▶ [AIM OF THE TASK]:
Locate all lines with the word "hotels". Copy them.

Stored entries:
:::
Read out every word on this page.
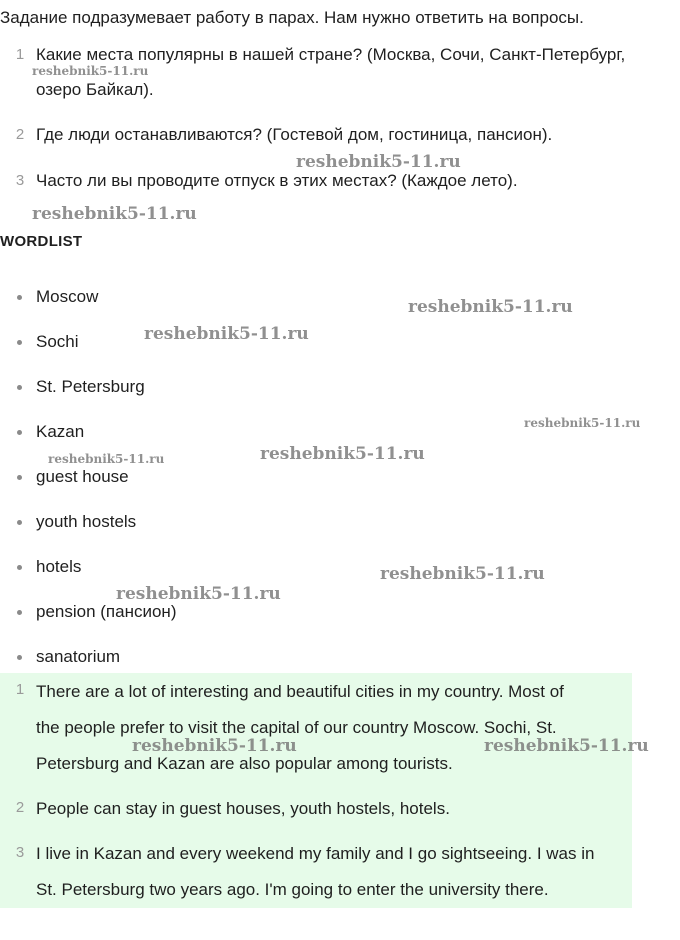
Задание подразумевает работу в парах. Нам нужно ответить на вопросы.

1 Какие места популярны в нашей стране? (Москва, Сочи, Санкт-Петербург,
озеро Байкал).
2 Где люди останавливаются? (Гостевой дом, гостиница, пансион).
3 Часто ли вы проводите отпуск в этих местах? (Каждое лето).
WORDLIST
Moscow
Sochi
St. Petersburg
Kazan
guest house
youth hostels
hotels
pension (пансион)
sanatorium
1 There are a lot of interesting and beautiful cities in my country. Most of
the people prefer to visit the capital of our country Moscow. Sochi, St.
Petersburg and Kazan are also popular among tourists.
2 People can stay in guest houses, youth hostels, hotels.
3 I live in Kazan and every weekend my family and I go sightseeing. I was in
St. Petersburg two years ago. I'm going to enter the university there.
reshebnik5-11.ru
reshebnik5-11.ru
reshebnik5-11.ru
reshebnik5-11.ru
reshebnik5-11.ru
reshebnik5-11.ru
reshebnik5-11.ru
reshebnik5-11.ru
reshebnik5-11.ru
reshebnik5-11.ru
reshebnik5-11.ru	reshebnik5-11.ru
:::
▶ [EXERCISE ANSWER]:
hotels
2 People can stay in guest houses, youth hostels, hotels.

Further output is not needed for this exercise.